:: Data lines

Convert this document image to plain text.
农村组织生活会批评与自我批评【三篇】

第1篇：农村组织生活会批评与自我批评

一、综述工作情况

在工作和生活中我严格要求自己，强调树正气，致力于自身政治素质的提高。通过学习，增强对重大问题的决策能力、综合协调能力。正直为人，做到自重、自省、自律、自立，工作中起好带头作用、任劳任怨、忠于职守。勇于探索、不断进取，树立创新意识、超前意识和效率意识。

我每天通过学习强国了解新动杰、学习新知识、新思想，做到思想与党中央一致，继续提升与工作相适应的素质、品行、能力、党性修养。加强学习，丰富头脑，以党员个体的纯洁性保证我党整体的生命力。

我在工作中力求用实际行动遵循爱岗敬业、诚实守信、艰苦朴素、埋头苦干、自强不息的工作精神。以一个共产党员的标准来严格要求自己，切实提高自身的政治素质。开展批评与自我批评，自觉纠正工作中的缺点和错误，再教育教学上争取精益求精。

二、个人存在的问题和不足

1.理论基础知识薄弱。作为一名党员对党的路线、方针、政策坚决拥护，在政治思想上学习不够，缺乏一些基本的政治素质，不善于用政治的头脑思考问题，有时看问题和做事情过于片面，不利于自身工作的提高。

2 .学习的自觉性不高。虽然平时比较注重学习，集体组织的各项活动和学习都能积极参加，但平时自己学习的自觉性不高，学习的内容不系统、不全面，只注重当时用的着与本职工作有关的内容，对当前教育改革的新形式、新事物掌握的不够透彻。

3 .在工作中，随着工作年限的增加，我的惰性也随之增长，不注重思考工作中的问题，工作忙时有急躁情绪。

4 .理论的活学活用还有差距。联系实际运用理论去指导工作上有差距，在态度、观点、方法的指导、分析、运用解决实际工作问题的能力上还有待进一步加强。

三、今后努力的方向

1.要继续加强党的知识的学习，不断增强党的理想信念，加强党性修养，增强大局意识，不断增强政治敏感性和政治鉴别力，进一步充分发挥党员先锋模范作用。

::::
:: Data lines

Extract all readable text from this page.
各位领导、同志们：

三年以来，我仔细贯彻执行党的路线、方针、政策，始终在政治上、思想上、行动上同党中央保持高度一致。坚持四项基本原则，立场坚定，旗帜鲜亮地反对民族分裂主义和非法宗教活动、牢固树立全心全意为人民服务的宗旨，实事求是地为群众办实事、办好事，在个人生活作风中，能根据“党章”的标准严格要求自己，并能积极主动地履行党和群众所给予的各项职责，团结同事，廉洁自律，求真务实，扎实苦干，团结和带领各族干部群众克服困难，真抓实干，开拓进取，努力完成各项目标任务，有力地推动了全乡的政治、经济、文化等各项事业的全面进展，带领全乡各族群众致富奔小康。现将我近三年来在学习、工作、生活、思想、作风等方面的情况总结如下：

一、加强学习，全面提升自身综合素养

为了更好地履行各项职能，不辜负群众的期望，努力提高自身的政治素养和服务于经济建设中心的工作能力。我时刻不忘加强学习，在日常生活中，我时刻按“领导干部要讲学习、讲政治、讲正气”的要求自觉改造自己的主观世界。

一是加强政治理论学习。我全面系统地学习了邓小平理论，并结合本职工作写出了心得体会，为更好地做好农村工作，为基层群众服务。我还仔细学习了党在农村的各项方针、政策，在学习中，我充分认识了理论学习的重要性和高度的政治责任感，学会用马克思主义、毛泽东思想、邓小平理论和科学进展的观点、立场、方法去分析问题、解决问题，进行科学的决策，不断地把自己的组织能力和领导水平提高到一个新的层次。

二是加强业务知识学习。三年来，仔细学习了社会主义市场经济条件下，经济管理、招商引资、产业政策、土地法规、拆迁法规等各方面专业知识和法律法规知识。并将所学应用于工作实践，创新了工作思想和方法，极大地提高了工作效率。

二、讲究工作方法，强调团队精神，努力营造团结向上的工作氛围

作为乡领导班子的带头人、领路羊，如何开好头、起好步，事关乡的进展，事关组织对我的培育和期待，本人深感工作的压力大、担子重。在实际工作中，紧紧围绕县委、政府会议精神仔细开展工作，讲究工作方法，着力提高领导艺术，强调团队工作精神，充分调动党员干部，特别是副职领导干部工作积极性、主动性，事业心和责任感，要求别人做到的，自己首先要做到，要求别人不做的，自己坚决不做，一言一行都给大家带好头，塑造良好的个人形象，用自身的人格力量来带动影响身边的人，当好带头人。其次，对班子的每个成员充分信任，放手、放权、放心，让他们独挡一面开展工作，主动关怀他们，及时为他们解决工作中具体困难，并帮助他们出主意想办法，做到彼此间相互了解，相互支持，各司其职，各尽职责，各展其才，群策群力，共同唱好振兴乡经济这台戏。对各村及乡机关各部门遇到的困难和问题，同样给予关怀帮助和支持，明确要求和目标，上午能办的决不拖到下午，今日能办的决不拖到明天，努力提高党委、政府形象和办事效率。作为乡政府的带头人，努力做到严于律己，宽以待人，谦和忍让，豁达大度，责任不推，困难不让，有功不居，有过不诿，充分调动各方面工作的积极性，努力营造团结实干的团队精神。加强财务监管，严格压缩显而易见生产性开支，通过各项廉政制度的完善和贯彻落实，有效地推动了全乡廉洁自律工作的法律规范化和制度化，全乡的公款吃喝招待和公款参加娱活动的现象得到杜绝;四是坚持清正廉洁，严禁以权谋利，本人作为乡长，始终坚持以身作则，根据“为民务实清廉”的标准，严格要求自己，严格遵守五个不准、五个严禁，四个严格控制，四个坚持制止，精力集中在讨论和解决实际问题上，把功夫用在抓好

::::

◆ Required task: Gather each line in the entries above where the string "讲究工作方法" is found.

◆ Result:
二、讲究工作方法，强调团队精神，努力营造团结向上的工作氛围
作为乡领导班子的带头人、领路羊，如何开好头、起好步，事关乡的进展，事关组织对我的培育和期待，本人深感工作的压力大、担子重。在实际工作中，紧紧围绕县委、政府会议精神仔细开展工作，讲究工作方法，着力提高领导艺术，强调团队工作精神，充分调动党员干部，特别是副职领导干部工作积极性、主动性，事业心和责任感，要求别人做到的，自己首先要做到，要求别人不做的，自己坚决不做，一言一行都给大家带好头，塑造良好的个人形象，用自身的人格力量来带动影响身边的人，当好带头人。其次，对班子的每个成员充分信任，放手、放权、放心，让他们独挡一面开展工作，主动关怀他们，及时为他们解决工作中具体困难，并帮助他们出主意想办法，做到彼此间相互了解，相互支持，各司其职，各尽职责，各展其才，群策群力，共同唱好振兴乡经济这台戏。对各村及乡机关各部门遇到的困难和问题，同样给予关怀帮助和支持，明确要求和目标，上午能办的决不拖到下午，今日能办的决不拖到明天，努力提高党委、政府形象和办事效率。作为乡政府的带头人，努力做到严于律己，宽以待人，谦和忍让，豁达大度，责任不推，困难不让，有功不居，有过不诿，充分调动各方面工作的积极性，努力营造团结实干的团队精神。加强财务监管，严格压缩显而易见生产性开支，通过各项廉政制度的完善和贯彻落实，有效地推动了全乡廉洁自律工作的法律规范化和制度化，全乡的公款吃喝招待和公款参加娱活动的现象得到杜绝;四是坚持清正廉洁，严禁以权谋利，本人作为乡长，始终坚持以身作则，根据“为民务实清廉”的标准，严格要求自己，严格遵守五个不准、五个严禁，四个严格控制，四个坚持制止，精力集中在讨论和解决实际问题上，把功夫用在抓好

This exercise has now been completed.